GIVEN DATA:

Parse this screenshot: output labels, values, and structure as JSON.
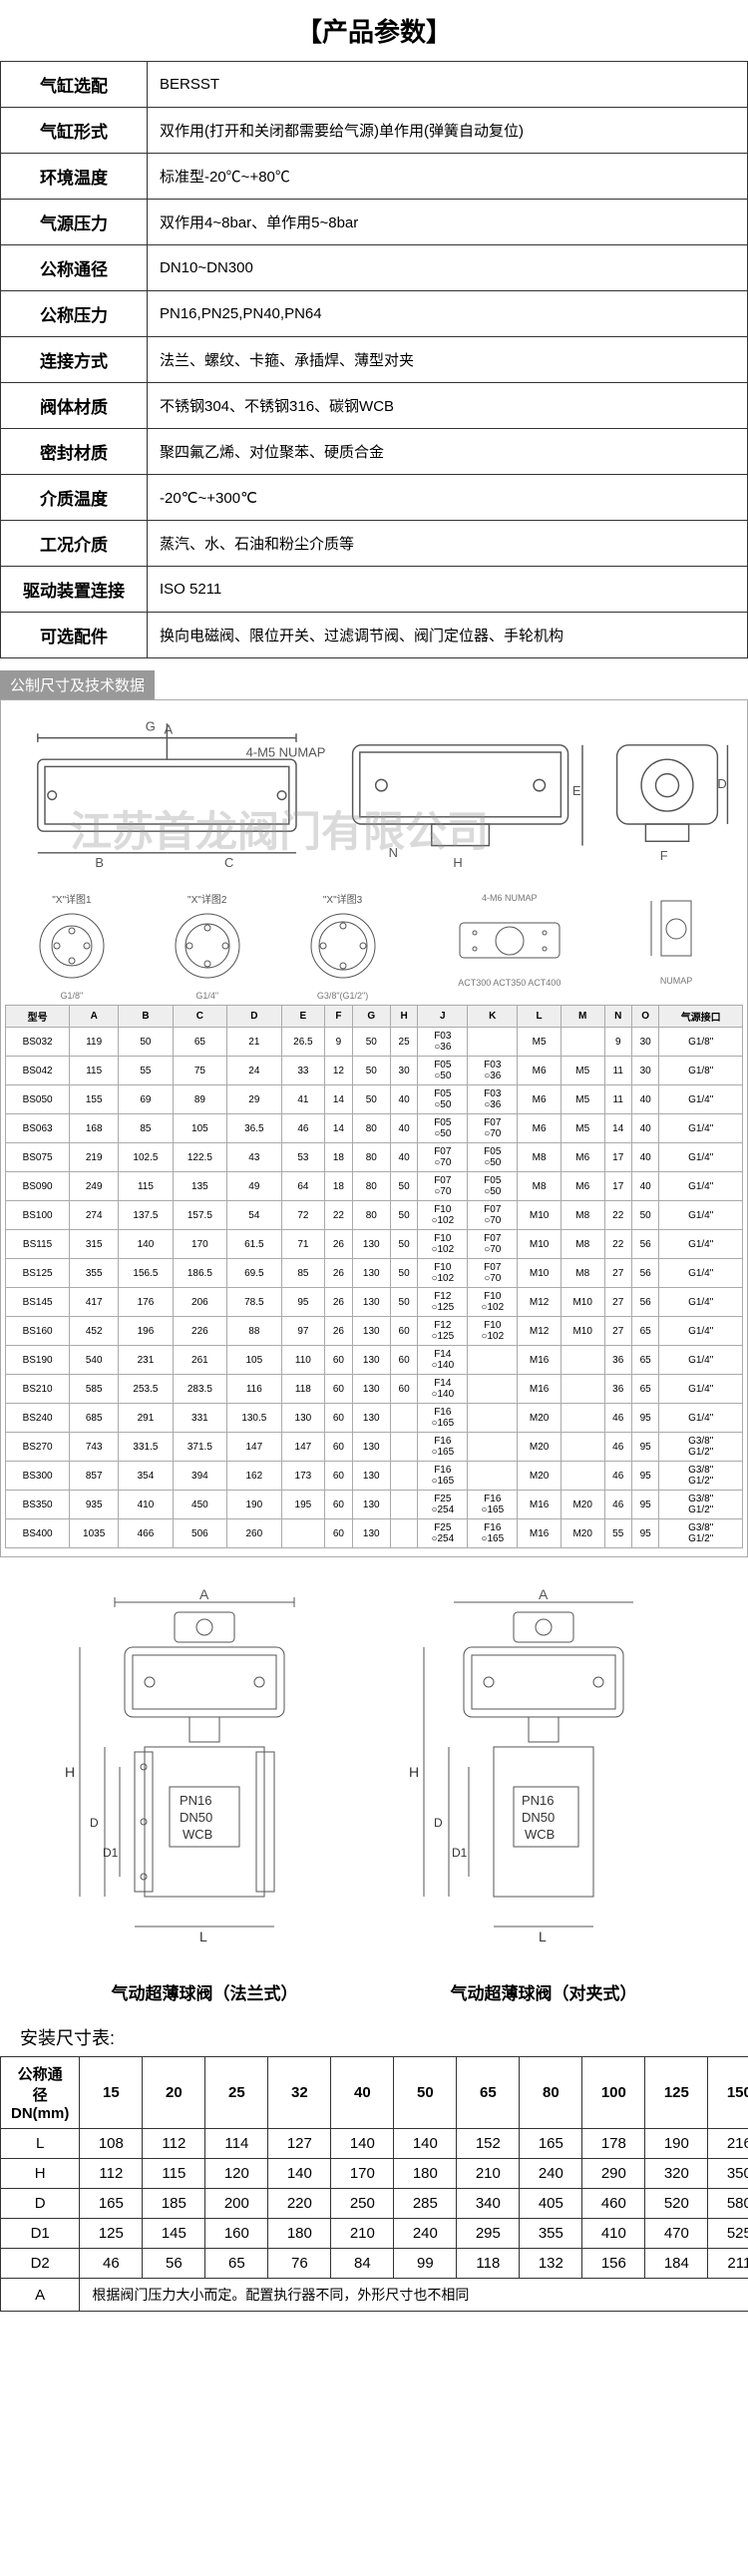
{
  "title": "【产品参数】",
  "params": [
    {
      "label": "气缸选配",
      "value": "BERSST"
    },
    {
      "label": "气缸形式",
      "value": "双作用(打开和关闭都需要给气源)单作用(弹簧自动复位)"
    },
    {
      "label": "环境温度",
      "value": "标准型-20℃~+80℃"
    },
    {
      "label": "气源压力",
      "value": "双作用4~8bar、单作用5~8bar"
    },
    {
      "label": "公称通径",
      "value": "DN10~DN300"
    },
    {
      "label": "公称压力",
      "value": "PN16,PN25,PN40,PN64"
    },
    {
      "label": "连接方式",
      "value": "法兰、螺纹、卡箍、承插焊、薄型对夹"
    },
    {
      "label": "阀体材质",
      "value": "不锈钢304、不锈钢316、碳钢WCB"
    },
    {
      "label": "密封材质",
      "value": "聚四氟乙烯、对位聚苯、硬质合金"
    },
    {
      "label": "介质温度",
      "value": "-20℃~+300℃"
    },
    {
      "label": "工况介质",
      "value": "蒸汽、水、石油和粉尘介质等"
    },
    {
      "label": "驱动装置连接",
      "value": "ISO 5211"
    },
    {
      "label": "可选配件",
      "value": "换向电磁阀、限位开关、过滤调节阀、阀门定位器、手轮机构"
    }
  ],
  "tech_header": "公制尺寸及技术数据",
  "watermark": "江苏首龙阀门有限公司",
  "detail_labels": {
    "x1": "\"X\"详图1",
    "x2": "\"X\"详图2",
    "x3": "\"X\"详图3",
    "numap": "4-M5\nNUMAP",
    "numap6": "4-M6\nNUMAP",
    "act": "ACT300 ACT350 ACT400",
    "num": "NUMAP"
  },
  "port_labels": {
    "g18": "G1/8\"",
    "g14": "G1/4\"",
    "g38": "G3/8\"(G1/2\")"
  },
  "spec_headers": [
    "型号",
    "A",
    "B",
    "C",
    "D",
    "E",
    "F",
    "G",
    "H",
    "J",
    "K",
    "L",
    "M",
    "N",
    "O",
    "气源接口"
  ],
  "spec_rows": [
    [
      "BS032",
      "119",
      "50",
      "65",
      "21",
      "26.5",
      "9",
      "50",
      "25",
      "F03\n○36",
      "",
      "M5",
      "",
      "9",
      "30",
      "G1/8\""
    ],
    [
      "BS042",
      "115",
      "55",
      "75",
      "24",
      "33",
      "12",
      "50",
      "30",
      "F05\n○50",
      "F03\n○36",
      "M6",
      "M5",
      "11",
      "30",
      "G1/8\""
    ],
    [
      "BS050",
      "155",
      "69",
      "89",
      "29",
      "41",
      "14",
      "50",
      "40",
      "F05\n○50",
      "F03\n○36",
      "M6",
      "M5",
      "11",
      "40",
      "G1/4\""
    ],
    [
      "BS063",
      "168",
      "85",
      "105",
      "36.5",
      "46",
      "14",
      "80",
      "40",
      "F05\n○50",
      "F07\n○70",
      "M6",
      "M5",
      "14",
      "40",
      "G1/4\""
    ],
    [
      "BS075",
      "219",
      "102.5",
      "122.5",
      "43",
      "53",
      "18",
      "80",
      "40",
      "F07\n○70",
      "F05\n○50",
      "M8",
      "M6",
      "17",
      "40",
      "G1/4\""
    ],
    [
      "BS090",
      "249",
      "115",
      "135",
      "49",
      "64",
      "18",
      "80",
      "50",
      "F07\n○70",
      "F05\n○50",
      "M8",
      "M6",
      "17",
      "40",
      "G1/4\""
    ],
    [
      "BS100",
      "274",
      "137.5",
      "157.5",
      "54",
      "72",
      "22",
      "80",
      "50",
      "F10\n○102",
      "F07\n○70",
      "M10",
      "M8",
      "22",
      "50",
      "G1/4\""
    ],
    [
      "BS115",
      "315",
      "140",
      "170",
      "61.5",
      "71",
      "26",
      "130",
      "50",
      "F10\n○102",
      "F07\n○70",
      "M10",
      "M8",
      "22",
      "56",
      "G1/4\""
    ],
    [
      "BS125",
      "355",
      "156.5",
      "186.5",
      "69.5",
      "85",
      "26",
      "130",
      "50",
      "F10\n○102",
      "F07\n○70",
      "M10",
      "M8",
      "27",
      "56",
      "G1/4\""
    ],
    [
      "BS145",
      "417",
      "176",
      "206",
      "78.5",
      "95",
      "26",
      "130",
      "50",
      "F12\n○125",
      "F10\n○102",
      "M12",
      "M10",
      "27",
      "56",
      "G1/4\""
    ],
    [
      "BS160",
      "452",
      "196",
      "226",
      "88",
      "97",
      "26",
      "130",
      "60",
      "F12\n○125",
      "F10\n○102",
      "M12",
      "M10",
      "27",
      "65",
      "G1/4\""
    ],
    [
      "BS190",
      "540",
      "231",
      "261",
      "105",
      "110",
      "60",
      "130",
      "60",
      "F14\n○140",
      "",
      "M16",
      "",
      "36",
      "65",
      "G1/4\""
    ],
    [
      "BS210",
      "585",
      "253.5",
      "283.5",
      "116",
      "118",
      "60",
      "130",
      "60",
      "F14\n○140",
      "",
      "M16",
      "",
      "36",
      "65",
      "G1/4\""
    ],
    [
      "BS240",
      "685",
      "291",
      "331",
      "130.5",
      "130",
      "60",
      "130",
      "",
      "F16\n○165",
      "",
      "M20",
      "",
      "46",
      "95",
      "G1/4\""
    ],
    [
      "BS270",
      "743",
      "331.5",
      "371.5",
      "147",
      "147",
      "60",
      "130",
      "",
      "F16\n○165",
      "",
      "M20",
      "",
      "46",
      "95",
      "G3/8\"\nG1/2\""
    ],
    [
      "BS300",
      "857",
      "354",
      "394",
      "162",
      "173",
      "60",
      "130",
      "",
      "F16\n○165",
      "",
      "M20",
      "",
      "46",
      "95",
      "G3/8\"\nG1/2\""
    ],
    [
      "BS350",
      "935",
      "410",
      "450",
      "190",
      "195",
      "60",
      "130",
      "",
      "F25\n○254",
      "F16\n○165",
      "M16",
      "M20",
      "46",
      "95",
      "G3/8\"\nG1/2\""
    ],
    [
      "BS400",
      "1035",
      "466",
      "506",
      "260",
      "",
      "60",
      "130",
      "",
      "F25\n○254",
      "F16\n○165",
      "M16",
      "M20",
      "55",
      "95",
      "G3/8\"\nG1/2\""
    ]
  ],
  "valve_labels": {
    "pn": "PN16",
    "dn": "DN50",
    "mat": "WCB",
    "a": "A",
    "h": "H",
    "d": "D",
    "d1": "D1",
    "l": "L"
  },
  "valve_caption_1": "气动超薄球阀（法兰式）",
  "valve_caption_2": "气动超薄球阀（对夹式）",
  "install_title": "安装尺寸表:",
  "install_headers": [
    "公称通径\nDN(mm)",
    "15",
    "20",
    "25",
    "32",
    "40",
    "50",
    "65",
    "80",
    "100",
    "125",
    "150"
  ],
  "install_rows": [
    [
      "L",
      "108",
      "112",
      "114",
      "127",
      "140",
      "140",
      "152",
      "165",
      "178",
      "190",
      "216"
    ],
    [
      "H",
      "112",
      "115",
      "120",
      "140",
      "170",
      "180",
      "210",
      "240",
      "290",
      "320",
      "350"
    ],
    [
      "D",
      "165",
      "185",
      "200",
      "220",
      "250",
      "285",
      "340",
      "405",
      "460",
      "520",
      "580"
    ],
    [
      "D1",
      "125",
      "145",
      "160",
      "180",
      "210",
      "240",
      "295",
      "355",
      "410",
      "470",
      "525"
    ],
    [
      "D2",
      "46",
      "56",
      "65",
      "76",
      "84",
      "99",
      "118",
      "132",
      "156",
      "184",
      "211"
    ]
  ],
  "install_note_label": "A",
  "install_note": "根据阀门压力大小而定。配置执行器不同，外形尺寸也不相同"
}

TO BE DONE: Leave out the pictures, and give all the records again exactly.

WRITTEN RESPONSE:
Parse this screenshot: output labels, values, and structure as JSON.
{
  "title": "【产品参数】",
  "params": [
    {
      "label": "气缸选配",
      "value": "BERSST"
    },
    {
      "label": "气缸形式",
      "value": "双作用(打开和关闭都需要给气源)单作用(弹簧自动复位)"
    },
    {
      "label": "环境温度",
      "value": "标准型-20℃~+80℃"
    },
    {
      "label": "气源压力",
      "value": "双作用4~8bar、单作用5~8bar"
    },
    {
      "label": "公称通径",
      "value": "DN10~DN300"
    },
    {
      "label": "公称压力",
      "value": "PN16,PN25,PN40,PN64"
    },
    {
      "label": "连接方式",
      "value": "法兰、螺纹、卡箍、承插焊、薄型对夹"
    },
    {
      "label": "阀体材质",
      "value": "不锈钢304、不锈钢316、碳钢WCB"
    },
    {
      "label": "密封材质",
      "value": "聚四氟乙烯、对位聚苯、硬质合金"
    },
    {
      "label": "介质温度",
      "value": "-20℃~+300℃"
    },
    {
      "label": "工况介质",
      "value": "蒸汽、水、石油和粉尘介质等"
    },
    {
      "label": "驱动装置连接",
      "value": "ISO 5211"
    },
    {
      "label": "可选配件",
      "value": "换向电磁阀、限位开关、过滤调节阀、阀门定位器、手轮机构"
    }
  ],
  "tech_header": "公制尺寸及技术数据",
  "watermark": "江苏首龙阀门有限公司",
  "detail_labels": {
    "x1": "\"X\"详图1",
    "x2": "\"X\"详图2",
    "x3": "\"X\"详图3",
    "numap": "4-M5\nNUMAP",
    "numap6": "4-M6\nNUMAP",
    "act": "ACT300 ACT350 ACT400",
    "num": "NUMAP"
  },
  "port_labels": {
    "g18": "G1/8\"",
    "g14": "G1/4\"",
    "g38": "G3/8\"(G1/2\")"
  },
  "spec_headers": [
    "型号",
    "A",
    "B",
    "C",
    "D",
    "E",
    "F",
    "G",
    "H",
    "J",
    "K",
    "L",
    "M",
    "N",
    "O",
    "气源接口"
  ],
  "spec_rows": [
    [
      "BS032",
      "119",
      "50",
      "65",
      "21",
      "26.5",
      "9",
      "50",
      "25",
      "F03\n○36",
      "",
      "M5",
      "",
      "9",
      "30",
      "G1/8\""
    ],
    [
      "BS042",
      "115",
      "55",
      "75",
      "24",
      "33",
      "12",
      "50",
      "30",
      "F05\n○50",
      "F03\n○36",
      "M6",
      "M5",
      "11",
      "30",
      "G1/8\""
    ],
    [
      "BS050",
      "155",
      "69",
      "89",
      "29",
      "41",
      "14",
      "50",
      "40",
      "F05\n○50",
      "F03\n○36",
      "M6",
      "M5",
      "11",
      "40",
      "G1/4\""
    ],
    [
      "BS063",
      "168",
      "85",
      "105",
      "36.5",
      "46",
      "14",
      "80",
      "40",
      "F05\n○50",
      "F07\n○70",
      "M6",
      "M5",
      "14",
      "40",
      "G1/4\""
    ],
    [
      "BS075",
      "219",
      "102.5",
      "122.5",
      "43",
      "53",
      "18",
      "80",
      "40",
      "F07\n○70",
      "F05\n○50",
      "M8",
      "M6",
      "17",
      "40",
      "G1/4\""
    ],
    [
      "BS090",
      "249",
      "115",
      "135",
      "49",
      "64",
      "18",
      "80",
      "50",
      "F07\n○70",
      "F05\n○50",
      "M8",
      "M6",
      "17",
      "40",
      "G1/4\""
    ],
    [
      "BS100",
      "274",
      "137.5",
      "157.5",
      "54",
      "72",
      "22",
      "80",
      "50",
      "F10\n○102",
      "F07\n○70",
      "M10",
      "M8",
      "22",
      "50",
      "G1/4\""
    ],
    [
      "BS115",
      "315",
      "140",
      "170",
      "61.5",
      "71",
      "26",
      "130",
      "50",
      "F10\n○102",
      "F07\n○70",
      "M10",
      "M8",
      "22",
      "56",
      "G1/4\""
    ],
    [
      "BS125",
      "355",
      "156.5",
      "186.5",
      "69.5",
      "85",
      "26",
      "130",
      "50",
      "F10\n○102",
      "F07\n○70",
      "M10",
      "M8",
      "27",
      "56",
      "G1/4\""
    ],
    [
      "BS145",
      "417",
      "176",
      "206",
      "78.5",
      "95",
      "26",
      "130",
      "50",
      "F12\n○125",
      "F10\n○102",
      "M12",
      "M10",
      "27",
      "56",
      "G1/4\""
    ],
    [
      "BS160",
      "452",
      "196",
      "226",
      "88",
      "97",
      "26",
      "130",
      "60",
      "F12\n○125",
      "F10\n○102",
      "M12",
      "M10",
      "27",
      "65",
      "G1/4\""
    ],
    [
      "BS190",
      "540",
      "231",
      "261",
      "105",
      "110",
      "60",
      "130",
      "60",
      "F14\n○140",
      "",
      "M16",
      "",
      "36",
      "65",
      "G1/4\""
    ],
    [
      "BS210",
      "585",
      "253.5",
      "283.5",
      "116",
      "118",
      "60",
      "130",
      "60",
      "F14\n○140",
      "",
      "M16",
      "",
      "36",
      "65",
      "G1/4\""
    ],
    [
      "BS240",
      "685",
      "291",
      "331",
      "130.5",
      "130",
      "60",
      "130",
      "",
      "F16\n○165",
      "",
      "M20",
      "",
      "46",
      "95",
      "G1/4\""
    ],
    [
      "BS270",
      "743",
      "331.5",
      "371.5",
      "147",
      "147",
      "60",
      "130",
      "",
      "F16\n○165",
      "",
      "M20",
      "",
      "46",
      "95",
      "G3/8\"\nG1/2\""
    ],
    [
      "BS300",
      "857",
      "354",
      "394",
      "162",
      "173",
      "60",
      "130",
      "",
      "F16\n○165",
      "",
      "M20",
      "",
      "46",
      "95",
      "G3/8\"\nG1/2\""
    ],
    [
      "BS350",
      "935",
      "410",
      "450",
      "190",
      "195",
      "60",
      "130",
      "",
      "F25\n○254",
      "F16\n○165",
      "M16",
      "M20",
      "46",
      "95",
      "G3/8\"\nG1/2\""
    ],
    [
      "BS400",
      "1035",
      "466",
      "506",
      "260",
      "",
      "60",
      "130",
      "",
      "F25\n○254",
      "F16\n○165",
      "M16",
      "M20",
      "55",
      "95",
      "G3/8\"\nG1/2\""
    ]
  ],
  "valve_labels": {
    "pn": "PN16",
    "dn": "DN50",
    "mat": "WCB",
    "a": "A",
    "h": "H",
    "d": "D",
    "d1": "D1",
    "l": "L"
  },
  "valve_caption_1": "气动超薄球阀（法兰式）",
  "valve_caption_2": "气动超薄球阀（对夹式）",
  "install_title": "安装尺寸表:",
  "install_headers": [
    "公称通径\nDN(mm)",
    "15",
    "20",
    "25",
    "32",
    "40",
    "50",
    "65",
    "80",
    "100",
    "125",
    "150"
  ],
  "install_rows": [
    [
      "L",
      "108",
      "112",
      "114",
      "127",
      "140",
      "140",
      "152",
      "165",
      "178",
      "190",
      "216"
    ],
    [
      "H",
      "112",
      "115",
      "120",
      "140",
      "170",
      "180",
      "210",
      "240",
      "290",
      "320",
      "350"
    ],
    [
      "D",
      "165",
      "185",
      "200",
      "220",
      "250",
      "285",
      "340",
      "405",
      "460",
      "520",
      "580"
    ],
    [
      "D1",
      "125",
      "145",
      "160",
      "180",
      "210",
      "240",
      "295",
      "355",
      "410",
      "470",
      "525"
    ],
    [
      "D2",
      "46",
      "56",
      "65",
      "76",
      "84",
      "99",
      "118",
      "132",
      "156",
      "184",
      "211"
    ]
  ],
  "install_note_label": "A",
  "install_note": "根据阀门压力大小而定。配置执行器不同，外形尺寸也不相同"
}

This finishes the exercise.